OBJECTIVE
Transcribe all the entries word for word, skipping the pictures.
--- --- ---
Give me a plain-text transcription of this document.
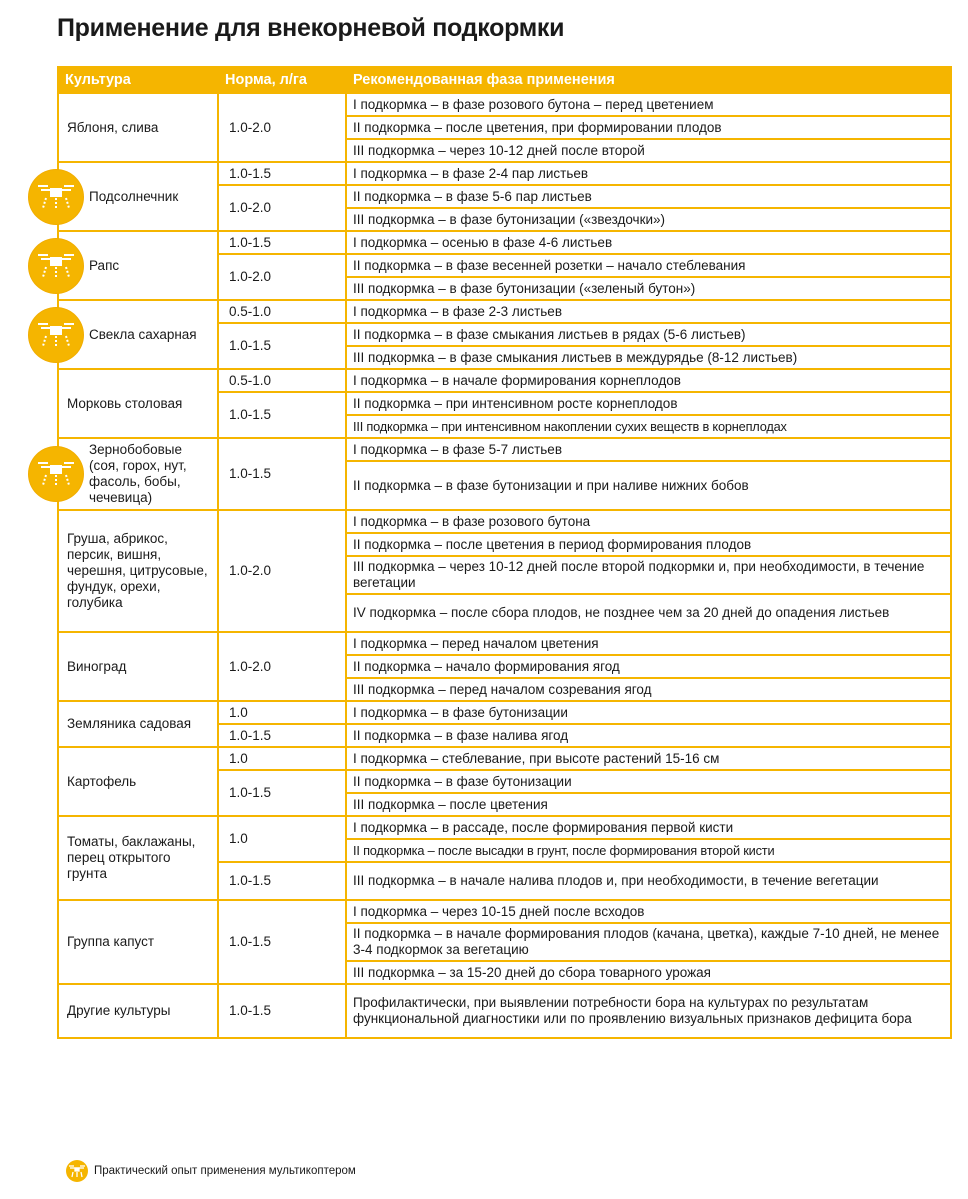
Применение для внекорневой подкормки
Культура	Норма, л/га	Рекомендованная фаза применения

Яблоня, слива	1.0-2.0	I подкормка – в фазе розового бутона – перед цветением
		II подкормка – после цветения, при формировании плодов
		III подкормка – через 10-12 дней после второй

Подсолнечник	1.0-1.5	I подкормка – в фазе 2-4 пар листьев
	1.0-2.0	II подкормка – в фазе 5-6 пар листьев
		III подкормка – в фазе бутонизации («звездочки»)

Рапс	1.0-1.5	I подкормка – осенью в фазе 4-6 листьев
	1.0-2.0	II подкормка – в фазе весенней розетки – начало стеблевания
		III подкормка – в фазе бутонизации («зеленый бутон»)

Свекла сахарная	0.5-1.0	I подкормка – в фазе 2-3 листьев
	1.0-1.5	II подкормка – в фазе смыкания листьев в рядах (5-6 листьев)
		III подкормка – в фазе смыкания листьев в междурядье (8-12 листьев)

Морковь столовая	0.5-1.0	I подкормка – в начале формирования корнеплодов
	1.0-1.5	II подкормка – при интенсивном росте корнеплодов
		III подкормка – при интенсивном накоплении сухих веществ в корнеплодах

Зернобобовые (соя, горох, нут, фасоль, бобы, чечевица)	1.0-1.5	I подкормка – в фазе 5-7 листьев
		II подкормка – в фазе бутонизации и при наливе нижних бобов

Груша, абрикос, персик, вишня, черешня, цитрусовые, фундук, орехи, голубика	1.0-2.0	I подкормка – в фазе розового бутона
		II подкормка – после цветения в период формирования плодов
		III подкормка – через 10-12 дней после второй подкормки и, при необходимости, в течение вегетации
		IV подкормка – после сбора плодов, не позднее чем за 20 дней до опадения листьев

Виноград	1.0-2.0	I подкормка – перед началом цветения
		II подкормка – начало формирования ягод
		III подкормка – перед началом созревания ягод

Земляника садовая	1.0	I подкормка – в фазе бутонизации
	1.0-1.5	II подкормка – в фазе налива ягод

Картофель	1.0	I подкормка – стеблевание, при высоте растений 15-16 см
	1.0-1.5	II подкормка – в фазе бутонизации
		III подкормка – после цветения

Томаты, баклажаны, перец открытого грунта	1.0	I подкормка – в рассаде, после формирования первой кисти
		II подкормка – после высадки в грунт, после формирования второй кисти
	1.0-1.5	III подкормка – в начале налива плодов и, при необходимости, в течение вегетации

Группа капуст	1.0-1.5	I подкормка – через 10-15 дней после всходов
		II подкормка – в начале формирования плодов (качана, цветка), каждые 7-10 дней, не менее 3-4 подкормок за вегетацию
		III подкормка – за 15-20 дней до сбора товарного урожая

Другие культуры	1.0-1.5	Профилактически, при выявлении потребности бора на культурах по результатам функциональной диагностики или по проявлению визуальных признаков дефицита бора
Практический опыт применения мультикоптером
--- --- ---
OUTPUT BELOW
Give me a plain-text transcription of this document.
Применение для внекорневой подкормки
Культура	Норма, л/га	Рекомендованная фаза применения

Яблоня, слива	1.0-2.0	I подкормка – в фазе розового бутона – перед цветением
		II подкормка – после цветения, при формировании плодов
		III подкормка – через 10-12 дней после второй

Подсолнечник	1.0-1.5	I подкормка – в фазе 2-4 пар листьев
	1.0-2.0	II подкормка – в фазе 5-6 пар листьев
		III подкормка – в фазе бутонизации («звездочки»)

Рапс	1.0-1.5	I подкормка – осенью в фазе 4-6 листьев
	1.0-2.0	II подкормка – в фазе весенней розетки – начало стеблевания
		III подкормка – в фазе бутонизации («зеленый бутон»)

Свекла сахарная	0.5-1.0	I подкормка – в фазе 2-3 листьев
	1.0-1.5	II подкормка – в фазе смыкания листьев в рядах (5-6 листьев)
		III подкормка – в фазе смыкания листьев в междурядье (8-12 листьев)

Морковь столовая	0.5-1.0	I подкормка – в начале формирования корнеплодов
	1.0-1.5	II подкормка – при интенсивном росте корнеплодов
		III подкормка – при интенсивном накоплении сухих веществ в корнеплодах

Зернобобовые (соя, горох, нут, фасоль, бобы, чечевица)	1.0-1.5	I подкормка – в фазе 5-7 листьев
		II подкормка – в фазе бутонизации и при наливе нижних бобов

Груша, абрикос, персик, вишня, черешня, цитрусовые, фундук, орехи, голубика	1.0-2.0	I подкормка – в фазе розового бутона
		II подкормка – после цветения в период формирования плодов
		III подкормка – через 10-12 дней после второй подкормки и, при необходимости, в течение вегетации
		IV подкормка – после сбора плодов, не позднее чем за 20 дней до опадения листьев

Виноград	1.0-2.0	I подкормка – перед началом цветения
		II подкормка – начало формирования ягод
		III подкормка – перед началом созревания ягод

Земляника садовая	1.0	I подкормка – в фазе бутонизации
	1.0-1.5	II подкормка – в фазе налива ягод

Картофель	1.0	I подкормка – стеблевание, при высоте растений 15-16 см
	1.0-1.5	II подкормка – в фазе бутонизации
		III подкормка – после цветения

Томаты, баклажаны, перец открытого грунта	1.0	I подкормка – в рассаде, после формирования первой кисти
		II подкормка – после высадки в грунт, после формирования второй кисти
	1.0-1.5	III подкормка – в начале налива плодов и, при необходимости, в течение вегетации

Группа капуст	1.0-1.5	I подкормка – через 10-15 дней после всходов
		II подкормка – в начале формирования плодов (качана, цветка), каждые 7-10 дней, не менее 3-4 подкормок за вегетацию
		III подкормка – за 15-20 дней до сбора товарного урожая

Другие культуры	1.0-1.5	Профилактически, при выявлении потребности бора на культурах по результатам функциональной диагностики или по проявлению визуальных признаков дефицита бора
Практический опыт применения мультикоптером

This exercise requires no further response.